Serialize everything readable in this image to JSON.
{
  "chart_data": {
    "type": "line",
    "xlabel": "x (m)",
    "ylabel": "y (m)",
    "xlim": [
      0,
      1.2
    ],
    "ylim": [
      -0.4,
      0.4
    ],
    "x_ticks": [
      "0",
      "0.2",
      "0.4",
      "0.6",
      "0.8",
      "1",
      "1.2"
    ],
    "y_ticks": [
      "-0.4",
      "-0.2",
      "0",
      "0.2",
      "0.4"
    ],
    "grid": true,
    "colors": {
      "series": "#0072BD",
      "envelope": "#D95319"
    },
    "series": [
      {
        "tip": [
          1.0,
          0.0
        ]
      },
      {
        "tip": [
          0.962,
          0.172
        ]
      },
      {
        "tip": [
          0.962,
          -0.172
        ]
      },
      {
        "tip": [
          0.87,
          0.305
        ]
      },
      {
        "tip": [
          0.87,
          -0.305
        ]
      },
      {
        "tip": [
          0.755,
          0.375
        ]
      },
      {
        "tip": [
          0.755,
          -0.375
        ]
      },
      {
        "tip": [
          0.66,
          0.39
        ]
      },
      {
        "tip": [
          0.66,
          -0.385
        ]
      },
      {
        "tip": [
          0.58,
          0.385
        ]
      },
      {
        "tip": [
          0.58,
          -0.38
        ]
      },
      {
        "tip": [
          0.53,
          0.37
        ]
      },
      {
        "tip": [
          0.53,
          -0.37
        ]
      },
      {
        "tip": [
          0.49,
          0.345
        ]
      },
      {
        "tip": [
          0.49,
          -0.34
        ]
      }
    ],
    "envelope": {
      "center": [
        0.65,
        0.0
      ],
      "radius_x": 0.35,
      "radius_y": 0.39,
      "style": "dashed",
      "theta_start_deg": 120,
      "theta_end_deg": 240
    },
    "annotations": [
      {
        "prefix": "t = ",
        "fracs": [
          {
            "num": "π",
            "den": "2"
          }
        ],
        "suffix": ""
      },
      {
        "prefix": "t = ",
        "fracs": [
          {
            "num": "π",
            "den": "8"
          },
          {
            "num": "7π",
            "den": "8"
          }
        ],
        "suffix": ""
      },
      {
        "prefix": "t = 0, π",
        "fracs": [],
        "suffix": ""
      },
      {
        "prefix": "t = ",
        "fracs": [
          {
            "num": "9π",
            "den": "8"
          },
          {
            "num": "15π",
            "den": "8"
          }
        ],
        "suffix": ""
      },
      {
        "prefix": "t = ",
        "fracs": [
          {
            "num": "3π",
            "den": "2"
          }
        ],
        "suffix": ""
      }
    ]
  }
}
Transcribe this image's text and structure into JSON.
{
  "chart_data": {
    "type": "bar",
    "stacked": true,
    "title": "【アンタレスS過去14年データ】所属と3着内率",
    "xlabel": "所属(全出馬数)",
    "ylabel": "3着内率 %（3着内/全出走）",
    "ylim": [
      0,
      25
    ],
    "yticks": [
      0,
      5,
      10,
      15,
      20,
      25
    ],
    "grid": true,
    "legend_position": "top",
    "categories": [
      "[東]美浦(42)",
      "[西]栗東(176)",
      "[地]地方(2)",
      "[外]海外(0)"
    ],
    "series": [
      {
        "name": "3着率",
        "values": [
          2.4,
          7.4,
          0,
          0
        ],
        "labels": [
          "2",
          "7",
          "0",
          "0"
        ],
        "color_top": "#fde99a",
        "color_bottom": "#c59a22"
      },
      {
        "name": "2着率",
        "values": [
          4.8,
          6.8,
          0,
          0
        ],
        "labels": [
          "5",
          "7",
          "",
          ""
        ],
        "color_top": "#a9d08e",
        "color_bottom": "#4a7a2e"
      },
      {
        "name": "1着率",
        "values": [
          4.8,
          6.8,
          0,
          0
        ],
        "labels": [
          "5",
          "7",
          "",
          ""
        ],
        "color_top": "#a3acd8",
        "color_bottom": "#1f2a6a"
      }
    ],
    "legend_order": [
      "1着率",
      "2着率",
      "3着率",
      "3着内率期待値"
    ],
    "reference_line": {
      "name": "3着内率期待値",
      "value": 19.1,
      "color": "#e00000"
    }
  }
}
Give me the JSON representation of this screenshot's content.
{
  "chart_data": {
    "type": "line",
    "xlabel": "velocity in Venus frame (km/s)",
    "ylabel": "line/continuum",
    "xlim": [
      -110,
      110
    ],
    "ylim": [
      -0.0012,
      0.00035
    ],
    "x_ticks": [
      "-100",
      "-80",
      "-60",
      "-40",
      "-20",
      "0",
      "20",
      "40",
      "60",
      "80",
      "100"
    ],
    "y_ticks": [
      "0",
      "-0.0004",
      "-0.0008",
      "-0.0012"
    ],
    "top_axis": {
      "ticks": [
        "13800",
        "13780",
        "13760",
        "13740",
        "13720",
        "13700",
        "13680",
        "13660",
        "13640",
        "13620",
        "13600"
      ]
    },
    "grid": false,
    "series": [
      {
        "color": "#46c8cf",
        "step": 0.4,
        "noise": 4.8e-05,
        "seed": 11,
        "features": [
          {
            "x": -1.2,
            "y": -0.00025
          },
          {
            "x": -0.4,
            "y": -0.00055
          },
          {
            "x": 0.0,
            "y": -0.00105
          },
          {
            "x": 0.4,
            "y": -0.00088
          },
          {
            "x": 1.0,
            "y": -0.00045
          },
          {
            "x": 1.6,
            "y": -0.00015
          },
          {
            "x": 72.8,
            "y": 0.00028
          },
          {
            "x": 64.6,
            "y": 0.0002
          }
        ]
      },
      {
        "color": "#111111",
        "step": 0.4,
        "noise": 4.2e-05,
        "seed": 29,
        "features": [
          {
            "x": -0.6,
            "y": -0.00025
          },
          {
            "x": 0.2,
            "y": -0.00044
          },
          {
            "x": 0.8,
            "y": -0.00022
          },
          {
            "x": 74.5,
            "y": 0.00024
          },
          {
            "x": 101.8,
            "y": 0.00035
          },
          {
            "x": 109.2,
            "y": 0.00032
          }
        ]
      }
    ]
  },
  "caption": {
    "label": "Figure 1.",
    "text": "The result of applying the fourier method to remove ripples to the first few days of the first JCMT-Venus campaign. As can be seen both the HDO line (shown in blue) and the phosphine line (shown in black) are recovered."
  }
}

------

• **STATED PROBLEM**: Copy each line of the listing in which the word "Venus" can be found.

• **RESPONSE TO THIS TASK**:
    "xlabel": "velocity in Venus frame (km/s)",
    "text": "The result of applying the fourier method to remove ripples to the first few days of the first JCMT-Venus campaign. As can be seen both the HDO line (shown in blue) and the phosphine line (shown in black) are recovered."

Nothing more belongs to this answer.